===== Materials provided =====
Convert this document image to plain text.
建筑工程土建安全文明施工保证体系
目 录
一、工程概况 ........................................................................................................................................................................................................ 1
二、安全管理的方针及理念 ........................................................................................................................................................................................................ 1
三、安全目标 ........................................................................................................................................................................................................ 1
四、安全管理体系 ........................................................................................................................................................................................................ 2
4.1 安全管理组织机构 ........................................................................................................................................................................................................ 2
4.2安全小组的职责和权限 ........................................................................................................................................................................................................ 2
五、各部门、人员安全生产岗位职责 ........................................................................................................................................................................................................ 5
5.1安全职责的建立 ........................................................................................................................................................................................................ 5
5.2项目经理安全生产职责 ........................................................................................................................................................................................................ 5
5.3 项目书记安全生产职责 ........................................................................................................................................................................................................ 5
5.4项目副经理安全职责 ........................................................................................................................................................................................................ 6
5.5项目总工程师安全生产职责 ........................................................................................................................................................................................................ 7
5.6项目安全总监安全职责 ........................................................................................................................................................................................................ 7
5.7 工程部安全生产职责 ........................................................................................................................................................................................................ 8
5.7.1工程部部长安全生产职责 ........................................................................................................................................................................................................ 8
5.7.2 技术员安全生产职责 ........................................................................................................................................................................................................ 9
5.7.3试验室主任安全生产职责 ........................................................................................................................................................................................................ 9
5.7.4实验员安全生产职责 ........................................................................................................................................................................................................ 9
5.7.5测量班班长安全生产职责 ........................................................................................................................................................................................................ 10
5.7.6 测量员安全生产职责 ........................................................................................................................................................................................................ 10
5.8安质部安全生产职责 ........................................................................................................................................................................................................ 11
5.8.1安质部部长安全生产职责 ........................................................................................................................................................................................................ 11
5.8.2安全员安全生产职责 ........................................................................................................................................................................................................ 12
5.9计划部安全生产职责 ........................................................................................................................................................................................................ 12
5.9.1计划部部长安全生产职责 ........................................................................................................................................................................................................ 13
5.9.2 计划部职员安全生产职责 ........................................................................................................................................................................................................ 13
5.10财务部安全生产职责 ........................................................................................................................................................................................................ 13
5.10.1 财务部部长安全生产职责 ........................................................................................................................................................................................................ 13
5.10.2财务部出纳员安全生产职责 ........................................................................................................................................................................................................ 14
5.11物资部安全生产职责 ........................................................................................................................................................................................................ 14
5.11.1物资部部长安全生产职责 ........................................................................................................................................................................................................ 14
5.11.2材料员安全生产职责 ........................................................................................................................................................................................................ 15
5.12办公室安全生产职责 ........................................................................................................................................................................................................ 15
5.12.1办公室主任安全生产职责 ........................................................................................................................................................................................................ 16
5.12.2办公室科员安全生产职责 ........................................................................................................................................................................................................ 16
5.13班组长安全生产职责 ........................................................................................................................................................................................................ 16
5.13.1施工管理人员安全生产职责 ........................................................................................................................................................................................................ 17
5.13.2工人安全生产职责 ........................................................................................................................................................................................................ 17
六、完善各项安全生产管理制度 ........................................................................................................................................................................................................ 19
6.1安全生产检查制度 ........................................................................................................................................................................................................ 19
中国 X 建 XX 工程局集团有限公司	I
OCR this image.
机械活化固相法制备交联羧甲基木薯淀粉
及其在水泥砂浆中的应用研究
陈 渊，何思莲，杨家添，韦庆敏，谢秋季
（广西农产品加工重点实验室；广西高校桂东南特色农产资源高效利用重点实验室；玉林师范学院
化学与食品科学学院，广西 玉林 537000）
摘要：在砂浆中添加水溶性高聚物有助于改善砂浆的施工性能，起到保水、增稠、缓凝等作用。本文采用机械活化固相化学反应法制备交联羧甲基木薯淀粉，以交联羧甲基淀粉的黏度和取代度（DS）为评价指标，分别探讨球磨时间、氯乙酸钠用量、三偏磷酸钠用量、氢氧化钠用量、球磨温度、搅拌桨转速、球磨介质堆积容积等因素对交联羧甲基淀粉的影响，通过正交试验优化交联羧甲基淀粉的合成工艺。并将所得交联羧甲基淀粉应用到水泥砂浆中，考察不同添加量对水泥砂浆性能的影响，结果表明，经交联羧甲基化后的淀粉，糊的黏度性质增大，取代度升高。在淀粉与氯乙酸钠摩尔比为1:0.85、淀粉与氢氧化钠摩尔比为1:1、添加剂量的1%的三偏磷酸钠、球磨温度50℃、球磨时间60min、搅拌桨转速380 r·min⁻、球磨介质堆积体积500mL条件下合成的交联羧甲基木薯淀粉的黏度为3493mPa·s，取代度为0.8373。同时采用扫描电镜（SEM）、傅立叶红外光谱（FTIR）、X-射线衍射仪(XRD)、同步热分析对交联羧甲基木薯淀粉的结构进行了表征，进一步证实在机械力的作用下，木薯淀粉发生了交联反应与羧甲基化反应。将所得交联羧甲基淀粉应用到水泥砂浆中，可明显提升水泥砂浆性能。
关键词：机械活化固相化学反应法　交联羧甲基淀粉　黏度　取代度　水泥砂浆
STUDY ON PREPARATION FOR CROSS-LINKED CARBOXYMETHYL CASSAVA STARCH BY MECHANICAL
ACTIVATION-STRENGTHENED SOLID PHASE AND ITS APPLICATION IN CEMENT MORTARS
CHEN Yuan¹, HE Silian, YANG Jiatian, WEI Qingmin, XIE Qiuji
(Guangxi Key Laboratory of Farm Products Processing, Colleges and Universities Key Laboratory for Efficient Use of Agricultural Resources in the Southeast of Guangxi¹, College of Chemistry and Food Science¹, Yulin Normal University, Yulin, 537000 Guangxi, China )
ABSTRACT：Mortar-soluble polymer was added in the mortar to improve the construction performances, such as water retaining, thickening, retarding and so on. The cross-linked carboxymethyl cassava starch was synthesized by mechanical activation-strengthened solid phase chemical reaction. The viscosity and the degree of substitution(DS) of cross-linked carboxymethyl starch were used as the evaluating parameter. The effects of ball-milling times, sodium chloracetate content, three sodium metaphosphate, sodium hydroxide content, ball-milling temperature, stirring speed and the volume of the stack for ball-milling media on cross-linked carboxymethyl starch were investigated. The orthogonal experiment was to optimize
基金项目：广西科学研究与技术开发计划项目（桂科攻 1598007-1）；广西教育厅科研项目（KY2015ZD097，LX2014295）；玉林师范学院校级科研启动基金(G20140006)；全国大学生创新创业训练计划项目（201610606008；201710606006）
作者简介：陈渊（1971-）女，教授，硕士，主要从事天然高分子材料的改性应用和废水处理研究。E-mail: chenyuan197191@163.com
=====
** Brief **
Word for word, quote all of the data above.

** Task result **
Convert this document image to plain text.
建筑工程土建安全文明施工保证体系
目 录
一、工程概况 ........................................................................................................................................................................................................ 1
二、安全管理的方针及理念 ........................................................................................................................................................................................................ 1
三、安全目标 ........................................................................................................................................................................................................ 1
四、安全管理体系 ........................................................................................................................................................................................................ 2
4.1 安全管理组织机构 ........................................................................................................................................................................................................ 2
4.2安全小组的职责和权限 ........................................................................................................................................................................................................ 2
五、各部门、人员安全生产岗位职责 ........................................................................................................................................................................................................ 5
5.1安全职责的建立 ........................................................................................................................................................................................................ 5
5.2项目经理安全生产职责 ........................................................................................................................................................................................................ 5
5.3 项目书记安全生产职责 ........................................................................................................................................................................................................ 5
5.4项目副经理安全职责 ........................................................................................................................................................................................................ 6
5.5项目总工程师安全生产职责 ........................................................................................................................................................................................................ 7
5.6项目安全总监安全职责 ........................................................................................................................................................................................................ 7
5.7 工程部安全生产职责 ........................................................................................................................................................................................................ 8
5.7.1工程部部长安全生产职责 ........................................................................................................................................................................................................ 8
5.7.2 技术员安全生产职责 ........................................................................................................................................................................................................ 9
5.7.3试验室主任安全生产职责 ........................................................................................................................................................................................................ 9
5.7.4实验员安全生产职责 ........................................................................................................................................................................................................ 9
5.7.5测量班班长安全生产职责 ........................................................................................................................................................................................................ 10
5.7.6 测量员安全生产职责 ........................................................................................................................................................................................................ 10
5.8安质部安全生产职责 ........................................................................................................................................................................................................ 11
5.8.1安质部部长安全生产职责 ........................................................................................................................................................................................................ 11
5.8.2安全员安全生产职责 ........................................................................................................................................................................................................ 12
5.9计划部安全生产职责 ........................................................................................................................................................................................................ 12
5.9.1计划部部长安全生产职责 ........................................................................................................................................................................................................ 13
5.9.2 计划部职员安全生产职责 ........................................................................................................................................................................................................ 13
5.10财务部安全生产职责 ........................................................................................................................................................................................................ 13
5.10.1 财务部部长安全生产职责 ........................................................................................................................................................................................................ 13
5.10.2财务部出纳员安全生产职责 ........................................................................................................................................................................................................ 14
5.11物资部安全生产职责 ........................................................................................................................................................................................................ 14
5.11.1物资部部长安全生产职责 ........................................................................................................................................................................................................ 14
5.11.2材料员安全生产职责 ........................................................................................................................................................................................................ 15
5.12办公室安全生产职责 ........................................................................................................................................................................................................ 15
5.12.1办公室主任安全生产职责 ........................................................................................................................................................................................................ 16
5.12.2办公室科员安全生产职责 ........................................................................................................................................................................................................ 16
5.13班组长安全生产职责 ........................................................................................................................................................................................................ 16
5.13.1施工管理人员安全生产职责 ........................................................................................................................................................................................................ 17
5.13.2工人安全生产职责 ........................................................................................................................................................................................................ 17
六、完善各项安全生产管理制度 ........................................................................................................................................................................................................ 19
6.1安全生产检查制度 ........................................................................................................................................................................................................ 19
中国 X 建 XX 工程局集团有限公司	I
OCR this image.
机械活化固相法制备交联羧甲基木薯淀粉
及其在水泥砂浆中的应用研究
陈 渊，何思莲，杨家添，韦庆敏，谢秋季
（广西农产品加工重点实验室；广西高校桂东南特色农产资源高效利用重点实验室；玉林师范学院
化学与食品科学学院，广西 玉林 537000）
摘要：在砂浆中添加水溶性高聚物有助于改善砂浆的施工性能，起到保水、增稠、缓凝等作用。本文采用机械活化固相化学反应法制备交联羧甲基木薯淀粉，以交联羧甲基淀粉的黏度和取代度（DS）为评价指标，分别探讨球磨时间、氯乙酸钠用量、三偏磷酸钠用量、氢氧化钠用量、球磨温度、搅拌桨转速、球磨介质堆积容积等因素对交联羧甲基淀粉的影响，通过正交试验优化交联羧甲基淀粉的合成工艺。并将所得交联羧甲基淀粉应用到水泥砂浆中，考察不同添加量对水泥砂浆性能的影响，结果表明，经交联羧甲基化后的淀粉，糊的黏度性质增大，取代度升高。在淀粉与氯乙酸钠摩尔比为1:0.85、淀粉与氢氧化钠摩尔比为1:1、添加剂量的1%的三偏磷酸钠、球磨温度50℃、球磨时间60min、搅拌桨转速380 r·min⁻、球磨介质堆积体积500mL条件下合成的交联羧甲基木薯淀粉的黏度为3493mPa·s，取代度为0.8373。同时采用扫描电镜（SEM）、傅立叶红外光谱（FTIR）、X-射线衍射仪(XRD)、同步热分析对交联羧甲基木薯淀粉的结构进行了表征，进一步证实在机械力的作用下，木薯淀粉发生了交联反应与羧甲基化反应。将所得交联羧甲基淀粉应用到水泥砂浆中，可明显提升水泥砂浆性能。
关键词：机械活化固相化学反应法　交联羧甲基淀粉　黏度　取代度　水泥砂浆
STUDY ON PREPARATION FOR CROSS-LINKED CARBOXYMETHYL CASSAVA STARCH BY MECHANICAL
ACTIVATION-STRENGTHENED SOLID PHASE AND ITS APPLICATION IN CEMENT MORTARS
CHEN Yuan¹, HE Silian, YANG Jiatian, WEI Qingmin, XIE Qiuji
(Guangxi Key Laboratory of Farm Products Processing, Colleges and Universities Key Laboratory for Efficient Use of Agricultural Resources in the Southeast of Guangxi¹, College of Chemistry and Food Science¹, Yulin Normal University, Yulin, 537000 Guangxi, China )
ABSTRACT：Mortar-soluble polymer was added in the mortar to improve the construction performances, such as water retaining, thickening, retarding and so on. The cross-linked carboxymethyl cassava starch was synthesized by mechanical activation-strengthened solid phase chemical reaction. The viscosity and the degree of substitution(DS) of cross-linked carboxymethyl starch were used as the evaluating parameter. The effects of ball-milling times, sodium chloracetate content, three sodium metaphosphate, sodium hydroxide content, ball-milling temperature, stirring speed and the volume of the stack for ball-milling media on cross-linked carboxymethyl starch were investigated. The orthogonal experiment was to optimize
基金项目：广西科学研究与技术开发计划项目（桂科攻 1598007-1）；广西教育厅科研项目（KY2015ZD097，LX2014295）；玉林师范学院校级科研启动基金(G20140006)；全国大学生创新创业训练计划项目（201610606008；201710606006）
作者简介：陈渊（1971-）女，教授，硕士，主要从事天然高分子材料的改性应用和废水处理研究。E-mail: chenyuan197191@163.com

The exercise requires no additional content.